» What you have to do: What is the number of lines that include the word "الدلالية"? Provide only that figure.

(begin)

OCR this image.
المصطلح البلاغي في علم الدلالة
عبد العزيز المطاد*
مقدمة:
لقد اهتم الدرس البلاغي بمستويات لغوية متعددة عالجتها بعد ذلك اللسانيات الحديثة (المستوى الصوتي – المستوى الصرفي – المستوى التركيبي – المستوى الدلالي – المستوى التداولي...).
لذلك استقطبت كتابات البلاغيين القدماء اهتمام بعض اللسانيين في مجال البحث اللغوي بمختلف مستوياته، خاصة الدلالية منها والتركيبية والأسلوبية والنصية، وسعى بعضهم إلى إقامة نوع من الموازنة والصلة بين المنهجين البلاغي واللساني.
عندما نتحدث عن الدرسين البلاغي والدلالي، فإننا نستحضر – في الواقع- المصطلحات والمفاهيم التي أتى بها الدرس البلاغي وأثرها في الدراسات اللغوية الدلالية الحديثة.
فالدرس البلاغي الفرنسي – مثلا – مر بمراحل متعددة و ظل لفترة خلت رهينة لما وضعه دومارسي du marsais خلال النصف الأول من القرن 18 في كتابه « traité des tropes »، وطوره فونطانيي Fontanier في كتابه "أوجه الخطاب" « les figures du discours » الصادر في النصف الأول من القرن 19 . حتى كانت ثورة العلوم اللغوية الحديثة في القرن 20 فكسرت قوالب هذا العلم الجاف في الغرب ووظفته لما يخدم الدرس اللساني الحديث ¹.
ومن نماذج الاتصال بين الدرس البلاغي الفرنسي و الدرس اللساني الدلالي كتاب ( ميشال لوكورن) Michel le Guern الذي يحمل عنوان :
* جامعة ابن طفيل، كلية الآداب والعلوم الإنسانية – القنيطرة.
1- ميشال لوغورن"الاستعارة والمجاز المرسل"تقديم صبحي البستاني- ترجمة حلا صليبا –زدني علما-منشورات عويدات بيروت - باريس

(end)

» Solution: 2